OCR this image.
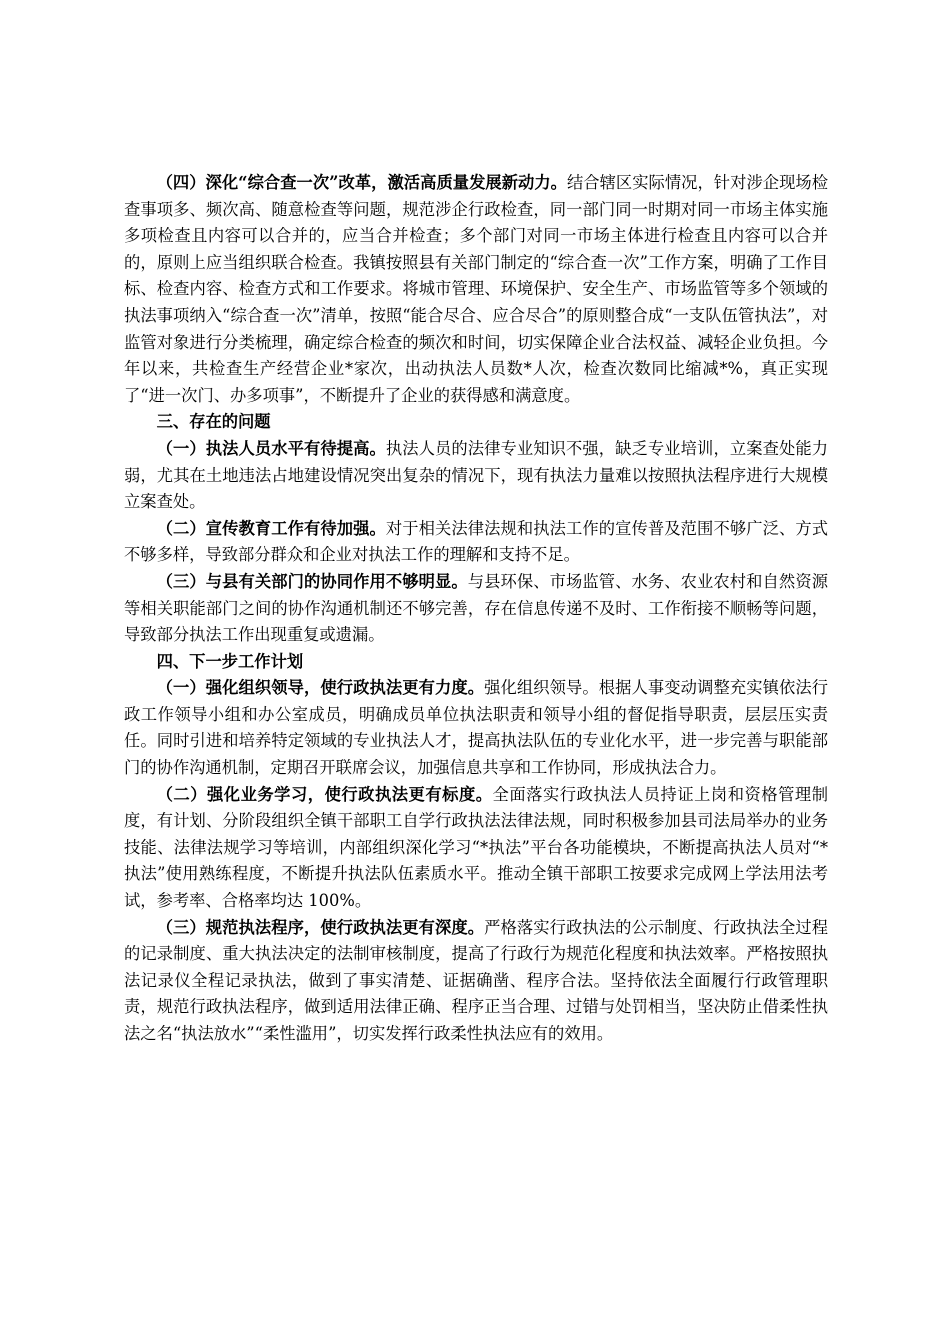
（四）深化“综合查一次”改革，激活高质量发展新动力。结合辖区实际情况，针对涉企现场检查事项多、频次高、随意检查等问题，规范涉企行政检查，同一部门同一时期对同一市场主体实施多项检查且内容可以合并的，应当合并检查；多个部门对同一市场主体进行检查且内容可以合并的，原则上应当组织联合检查。我镇按照县有关部门制定的“综合查一次”工作方案，明确了工作目标、检查内容、检查方式和工作要求。将城市管理、环境保护、安全生产、市场监管等多个领域的执法事项纳入“综合查一次”清单，按照“能合尽合、应合尽合”的原则整合成“一支队伍管执法”，对监管对象进行分类梳理，确定综合检查的频次和时间，切实保障企业合法权益、减轻企业负担。今年以来，共检查生产经营企业*家次，出动执法人员数*人次，检查次数同比缩减*%，真正实现了“进一次门、办多项事”，不断提升了企业的获得感和满意度。

三、存在的问题

（一）执法人员水平有待提高。执法人员的法律专业知识不强，缺乏专业培训，立案查处能力弱，尤其在土地违法占地建设情况突出复杂的情况下，现有执法力量难以按照执法程序进行大规模立案查处。

（二）宣传教育工作有待加强。对于相关法律法规和执法工作的宣传普及范围不够广泛、方式不够多样，导致部分群众和企业对执法工作的理解和支持不足。

（三）与县有关部门的协同作用不够明显。与县环保、市场监管、水务、农业农村和自然资源等相关职能部门之间的协作沟通机制还不够完善，存在信息传递不及时、工作衔接不顺畅等问题，导致部分执法工作出现重复或遗漏。

四、下一步工作计划

（一）强化组织领导，使行政执法更有力度。强化组织领导。根据人事变动调整充实镇依法行政工作领导小组和办公室成员，明确成员单位执法职责和领导小组的督促指导职责，层层压实责任。同时引进和培养特定领域的专业执法人才，提高执法队伍的专业化水平，进一步完善与职能部门的协作沟通机制，定期召开联席会议，加强信息共享和工作协同，形成执法合力。

（二）强化业务学习，使行政执法更有标度。全面落实行政执法人员持证上岗和资格管理制度，有计划、分阶段组织全镇干部职工自学行政执法法律法规，同时积极参加县司法局举办的业务技能、法律法规学习等培训，内部组织深化学习“*执法”平台各功能模块，不断提高执法人员对“*执法”使用熟练程度，不断提升执法队伍素质水平。推动全镇干部职工按要求完成网上学法用法考试，参考率、合格率均达 100%。

（三）规范执法程序，使行政执法更有深度。严格落实行政执法的公示制度、行政执法全过程的记录制度、重大执法决定的法制审核制度，提高了行政行为规范化程度和执法效率。严格按照执法记录仪全程记录执法，做到了事实清楚、证据确凿、程序合法。坚持依法全面履行行政管理职责，规范行政执法程序，做到适用法律正确、程序正当合理、过错与处罚相当，坚决防止借柔性执法之名“执法放水”“柔性滥用”，切实发挥行政柔性执法应有的效用。
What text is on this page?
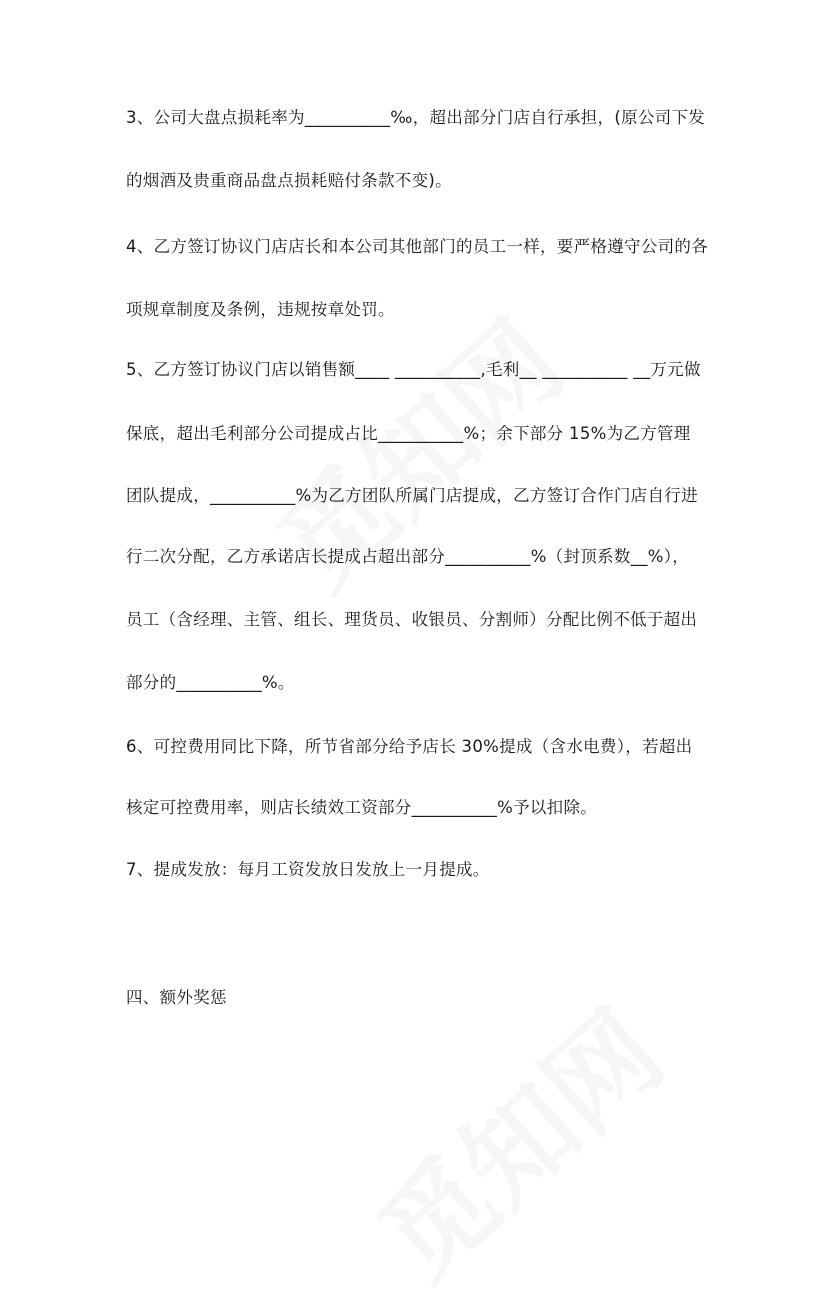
3、公司大盘点损耗率为__________‰，超出部分门店自行承担，(原公司下发
的烟酒及贵重商品盘点损耗赔付条款不变)。
4、乙方签订协议门店店长和本公司其他部门的员工一样，要严格遵守公司的各
项规章制度及条例，违规按章处罚。
5、乙方签订协议门店以销售额____ __________,毛利__ __________ __万元做
保底，超出毛利部分公司提成占比__________%；余下部分 15%为乙方管理
团队提成，__________%为乙方团队所属门店提成，乙方签订合作门店自行进
行二次分配，乙方承诺店长提成占超出部分__________%（封顶系数__%），
员工（含经理、主管、组长、理货员、收银员、分割师）分配比例不低于超出
部分的__________%。
6、可控费用同比下降，所节省部分给予店长 30%提成（含水电费），若超出
核定可控费用率，则店长绩效工资部分__________%予以扣除。
7、提成发放：每月工资发放日发放上一月提成。
四、额外奖惩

---------------

(Prompt)
Pull every line containing the word "this" out of the entries above.

(Exercise output)
OCR this image.
What text is on this page?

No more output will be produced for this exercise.